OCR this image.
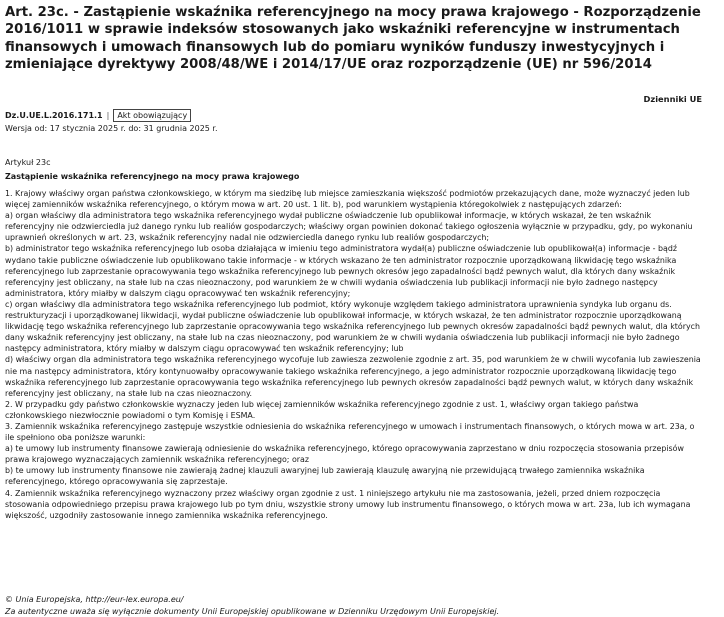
Art. 23c. - Zastąpienie wskaźnika referencyjnego na mocy prawa krajowego - Rozporządzenie 2016/1011 w sprawie indeksów stosowanych jako wskaźniki referencyjne w instrumentach finansowych i umowach finansowych lub do pomiaru wyników funduszy inwestycyjnych i zmieniające dyrektywy 2008/48/WE i 2014/17/UE oraz rozporządzenie (UE) nr 596/2014
Dzienniki UE
Dz.U.UE.L.2016.171.1 |	Akt obowiązujący
Wersja od: 17 stycznia 2025 r. do: 31 grudnia 2025 r.
Artykuł 23c
Zastąpienie wskaźnika referencyjnego na mocy prawa krajowego

1. Krajowy właściwy organ państwa członkowskiego, w którym ma siedzibę lub miejsce zamieszkania większość podmiotów przekazujących dane, może wyznaczyć jeden lub więcej zamienników wskaźnika referencyjnego, o którym mowa w art. 20 ust. 1 lit. b), pod warunkiem wystąpienia któregokolwiek z następujących zdarzeń:

a) organ właściwy dla administratora tego wskaźnika referencyjnego wydał publiczne oświadczenie lub opublikował informacje, w których wskazał, że ten wskaźnik referencyjny nie odzwierciedla już danego rynku lub realiów gospodarczych; właściwy organ powinien dokonać takiego ogłoszenia wyłącznie w przypadku, gdy, po wykonaniu uprawnień określonych w art. 23, wskaźnik referencyjny nadal nie odzwierciedla danego rynku lub realiów gospodarczych;

b) administrator tego wskaźnika referencyjnego lub osoba działająca w imieniu tego administratora wydał(a) publiczne oświadczenie lub opublikował(a) informacje - bądź wydano takie publiczne oświadczenie lub opublikowano takie informacje - w których wskazano że ten administrator rozpocznie uporządkowaną likwidację tego wskaźnika referencyjnego lub zaprzestanie opracowywania tego wskaźnika referencyjnego lub pewnych okresów jego zapadalności bądź pewnych walut, dla których dany wskaźnik referencyjny jest obliczany, na stałe lub na czas nieoznaczony, pod warunkiem że w chwili wydania oświadczenia lub publikacji informacji nie było żadnego następcy administratora, który miałby w dalszym ciągu opracowywać ten wskaźnik referencyjny;

c) organ właściwy dla administratora tego wskaźnika referencyjnego lub podmiot, który wykonuje względem takiego administratora uprawnienia syndyka lub organu ds. restrukturyzacji i uporządkowanej likwidacji, wydał publiczne oświadczenie lub opublikował informacje, w których wskazał, że ten administrator rozpocznie uporządkowaną likwidację tego wskaźnika referencyjnego lub zaprzestanie opracowywania tego wskaźnika referencyjnego lub pewnych okresów zapadalności bądź pewnych walut, dla których dany wskaźnik referencyjny jest obliczany, na stałe lub na czas nieoznaczony, pod warunkiem że w chwili wydania oświadczenia lub publikacji informacji nie było żadnego następcy administratora, który miałby w dalszym ciągu opracowywać ten wskaźnik referencyjny; lub

d) właściwy organ dla administratora tego wskaźnika referencyjnego wycofuje lub zawiesza zezwolenie zgodnie z art. 35, pod warunkiem że w chwili wycofania lub zawieszenia nie ma następcy administratora, który kontynuowałby opracowywanie takiego wskaźnika referencyjnego, a jego administrator rozpocznie uporządkowaną likwidację tego wskaźnika referencyjnego lub zaprzestanie opracowywania tego wskaźnika referencyjnego lub pewnych okresów zapadalności bądź pewnych walut, w których dany wskaźnik referencyjny jest obliczany, na stałe lub na czas nieoznaczony.

2. W przypadku gdy państwo członkowskie wyznaczy jeden lub więcej zamienników wskaźnika referencyjnego zgodnie z ust. 1, właściwy organ takiego państwa członkowskiego niezwłocznie powiadomi o tym Komisję i ESMA.

3. Zamiennik wskaźnika referencyjnego zastępuje wszystkie odniesienia do wskaźnika referencyjnego w umowach i instrumentach finansowych, o których mowa w art. 23a, o ile spełniono oba poniższe warunki:

a) te umowy lub instrumenty finansowe zawierają odniesienie do wskaźnika referencyjnego, którego opracowywania zaprzestano w dniu rozpoczęcia stosowania przepisów prawa krajowego wyznaczających zamiennik wskaźnika referencyjnego; oraz

b) te umowy lub instrumenty finansowe nie zawierają żadnej klauzuli awaryjnej lub zawierają klauzulę awaryjną nie przewidującą trwałego zamiennika wskaźnika referencyjnego, którego opracowywania się zaprzestaje.

4. Zamiennik wskaźnika referencyjnego wyznaczony przez właściwy organ zgodnie z ust. 1 niniejszego artykułu nie ma zastosowania, jeżeli, przed dniem rozpoczęcia stosowania odpowiedniego przepisu prawa krajowego lub po tym dniu, wszystkie strony umowy lub instrumentu finansowego, o których mowa w art. 23a, lub ich wymagana większość, uzgodniły zastosowanie innego zamiennika wskaźnika referencyjnego.

© Unia Europejska, http://eur-lex.europa.eu/
Za autentyczne uważa się wyłącznie dokumenty Unii Europejskiej opublikowane w Dzienniku Urzędowym Unii Europejskiej.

---------------

▶ [WRITTEN PROBLEM]:
Determine how many lines of the listing above hold the word "mocy". Report that number without anything else.

▶ [SOLUTION TO THIS EXERCISE]:
2